Exercise task:
Would you quote the material below in full and unchanged?

Record list:
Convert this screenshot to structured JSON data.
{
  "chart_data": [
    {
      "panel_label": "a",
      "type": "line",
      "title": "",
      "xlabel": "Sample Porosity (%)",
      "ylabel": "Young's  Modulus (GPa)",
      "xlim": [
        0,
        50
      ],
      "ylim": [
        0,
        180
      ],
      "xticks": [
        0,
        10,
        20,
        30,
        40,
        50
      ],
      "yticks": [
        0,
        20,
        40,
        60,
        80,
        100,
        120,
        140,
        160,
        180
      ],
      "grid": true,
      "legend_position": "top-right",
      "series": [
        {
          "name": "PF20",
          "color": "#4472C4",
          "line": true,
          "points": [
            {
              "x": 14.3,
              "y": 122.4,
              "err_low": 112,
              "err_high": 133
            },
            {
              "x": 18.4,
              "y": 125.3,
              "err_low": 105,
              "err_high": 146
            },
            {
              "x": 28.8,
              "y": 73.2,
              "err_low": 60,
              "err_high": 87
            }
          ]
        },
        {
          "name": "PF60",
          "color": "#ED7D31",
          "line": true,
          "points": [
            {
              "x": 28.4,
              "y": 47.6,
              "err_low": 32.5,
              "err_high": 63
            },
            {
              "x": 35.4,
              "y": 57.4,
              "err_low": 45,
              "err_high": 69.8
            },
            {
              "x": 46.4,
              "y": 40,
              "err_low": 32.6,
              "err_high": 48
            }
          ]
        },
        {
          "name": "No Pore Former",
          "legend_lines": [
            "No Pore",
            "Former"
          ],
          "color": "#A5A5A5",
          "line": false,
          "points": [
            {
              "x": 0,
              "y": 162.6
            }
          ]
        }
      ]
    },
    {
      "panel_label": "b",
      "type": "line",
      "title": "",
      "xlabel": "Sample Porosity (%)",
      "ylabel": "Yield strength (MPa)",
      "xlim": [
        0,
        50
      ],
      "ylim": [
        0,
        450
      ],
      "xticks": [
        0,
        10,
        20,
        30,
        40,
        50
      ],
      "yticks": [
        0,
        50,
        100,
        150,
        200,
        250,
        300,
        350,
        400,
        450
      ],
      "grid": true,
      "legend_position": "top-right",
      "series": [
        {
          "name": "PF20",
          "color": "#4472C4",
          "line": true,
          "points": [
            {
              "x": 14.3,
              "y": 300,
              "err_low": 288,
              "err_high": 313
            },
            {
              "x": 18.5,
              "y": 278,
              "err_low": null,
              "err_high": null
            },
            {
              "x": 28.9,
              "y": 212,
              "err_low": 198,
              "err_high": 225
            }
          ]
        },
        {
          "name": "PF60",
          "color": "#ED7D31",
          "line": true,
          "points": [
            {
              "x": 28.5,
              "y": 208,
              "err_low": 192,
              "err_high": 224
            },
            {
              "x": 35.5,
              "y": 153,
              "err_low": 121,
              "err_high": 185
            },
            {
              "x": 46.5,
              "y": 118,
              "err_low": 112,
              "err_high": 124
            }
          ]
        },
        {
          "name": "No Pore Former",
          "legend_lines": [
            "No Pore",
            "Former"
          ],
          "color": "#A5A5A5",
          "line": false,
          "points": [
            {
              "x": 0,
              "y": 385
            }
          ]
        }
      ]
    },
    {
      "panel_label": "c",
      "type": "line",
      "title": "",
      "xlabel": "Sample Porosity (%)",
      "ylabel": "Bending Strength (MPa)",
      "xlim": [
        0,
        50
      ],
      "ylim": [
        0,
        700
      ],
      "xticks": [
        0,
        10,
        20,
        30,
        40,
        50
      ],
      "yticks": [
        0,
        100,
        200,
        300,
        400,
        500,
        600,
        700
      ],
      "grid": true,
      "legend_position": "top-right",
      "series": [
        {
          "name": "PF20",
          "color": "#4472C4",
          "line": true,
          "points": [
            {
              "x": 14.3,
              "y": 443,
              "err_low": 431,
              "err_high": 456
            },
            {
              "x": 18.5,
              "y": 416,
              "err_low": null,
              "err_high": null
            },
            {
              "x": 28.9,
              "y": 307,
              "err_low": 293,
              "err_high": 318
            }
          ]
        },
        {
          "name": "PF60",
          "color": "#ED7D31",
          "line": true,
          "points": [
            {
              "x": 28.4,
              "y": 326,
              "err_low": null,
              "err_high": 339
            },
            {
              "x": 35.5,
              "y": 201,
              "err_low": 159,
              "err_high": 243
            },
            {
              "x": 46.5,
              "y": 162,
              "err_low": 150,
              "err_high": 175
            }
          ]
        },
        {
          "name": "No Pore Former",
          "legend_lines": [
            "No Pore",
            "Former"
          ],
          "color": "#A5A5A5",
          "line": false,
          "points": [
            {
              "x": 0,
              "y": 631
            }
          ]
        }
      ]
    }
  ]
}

Final answer:
Convert this screenshot to structured JSON data.
{
  "chart_data": [
    {
      "panel_label": "a",
      "type": "line",
      "title": "",
      "xlabel": "Sample Porosity (%)",
      "ylabel": "Young's  Modulus (GPa)",
      "xlim": [
        0,
        50
      ],
      "ylim": [
        0,
        180
      ],
      "xticks": [
        0,
        10,
        20,
        30,
        40,
        50
      ],
      "yticks": [
        0,
        20,
        40,
        60,
        80,
        100,
        120,
        140,
        160,
        180
      ],
      "grid": true,
      "legend_position": "top-right",
      "series": [
        {
          "name": "PF20",
          "color": "#4472C4",
          "line": true,
          "points": [
            {
              "x": 14.3,
              "y": 122.4,
              "err_low": 112,
              "err_high": 133
            },
            {
              "x": 18.4,
              "y": 125.3,
              "err_low": 105,
              "err_high": 146
            },
            {
              "x": 28.8,
              "y": 73.2,
              "err_low": 60,
              "err_high": 87
            }
          ]
        },
        {
          "name": "PF60",
          "color": "#ED7D31",
          "line": true,
          "points": [
            {
              "x": 28.4,
              "y": 47.6,
              "err_low": 32.5,
              "err_high": 63
            },
            {
              "x": 35.4,
              "y": 57.4,
              "err_low": 45,
              "err_high": 69.8
            },
            {
              "x": 46.4,
              "y": 40,
              "err_low": 32.6,
              "err_high": 48
            }
          ]
        },
        {
          "name": "No Pore Former",
          "legend_lines": [
            "No Pore",
            "Former"
          ],
          "color": "#A5A5A5",
          "line": false,
          "points": [
            {
              "x": 0,
              "y": 162.6
            }
          ]
        }
      ]
    },
    {
      "panel_label": "b",
      "type": "line",
      "title": "",
      "xlabel": "Sample Porosity (%)",
      "ylabel": "Yield strength (MPa)",
      "xlim": [
        0,
        50
      ],
      "ylim": [
        0,
        450
      ],
      "xticks": [
        0,
        10,
        20,
        30,
        40,
        50
      ],
      "yticks": [
        0,
        50,
        100,
        150,
        200,
        250,
        300,
        350,
        400,
        450
      ],
      "grid": true,
      "legend_position": "top-right",
      "series": [
        {
          "name": "PF20",
          "color": "#4472C4",
          "line": true,
          "points": [
            {
              "x": 14.3,
              "y": 300,
              "err_low": 288,
              "err_high": 313
            },
            {
              "x": 18.5,
              "y": 278,
              "err_low": null,
              "err_high": null
            },
            {
              "x": 28.9,
              "y": 212,
              "err_low": 198,
              "err_high": 225
            }
          ]
        },
        {
          "name": "PF60",
          "color": "#ED7D31",
          "line": true,
          "points": [
            {
              "x": 28.5,
              "y": 208,
              "err_low": 192,
              "err_high": 224
            },
            {
              "x": 35.5,
              "y": 153,
              "err_low": 121,
              "err_high": 185
            },
            {
              "x": 46.5,
              "y": 118,
              "err_low": 112,
              "err_high": 124
            }
          ]
        },
        {
          "name": "No Pore Former",
          "legend_lines": [
            "No Pore",
            "Former"
          ],
          "color": "#A5A5A5",
          "line": false,
          "points": [
            {
              "x": 0,
              "y": 385
            }
          ]
        }
      ]
    },
    {
      "panel_label": "c",
      "type": "line",
      "title": "",
      "xlabel": "Sample Porosity (%)",
      "ylabel": "Bending Strength (MPa)",
      "xlim": [
        0,
        50
      ],
      "ylim": [
        0,
        700
      ],
      "xticks": [
        0,
        10,
        20,
        30,
        40,
        50
      ],
      "yticks": [
        0,
        100,
        200,
        300,
        400,
        500,
        600,
        700
      ],
      "grid": true,
      "legend_position": "top-right",
      "series": [
        {
          "name": "PF20",
          "color": "#4472C4",
          "line": true,
          "points": [
            {
              "x": 14.3,
              "y": 443,
              "err_low": 431,
              "err_high": 456
            },
            {
              "x": 18.5,
              "y": 416,
              "err_low": null,
              "err_high": null
            },
            {
              "x": 28.9,
              "y": 307,
              "err_low": 293,
              "err_high": 318
            }
          ]
        },
        {
          "name": "PF60",
          "color": "#ED7D31",
          "line": true,
          "points": [
            {
              "x": 28.4,
              "y": 326,
              "err_low": null,
              "err_high": 339
            },
            {
              "x": 35.5,
              "y": 201,
              "err_low": 159,
              "err_high": 243
            },
            {
              "x": 46.5,
              "y": 162,
              "err_low": 150,
              "err_high": 175
            }
          ]
        },
        {
          "name": "No Pore Former",
          "legend_lines": [
            "No Pore",
            "Former"
          ],
          "color": "#A5A5A5",
          "line": false,
          "points": [
            {
              "x": 0,
              "y": 631
            }
          ]
        }
      ]
    }
  ]
}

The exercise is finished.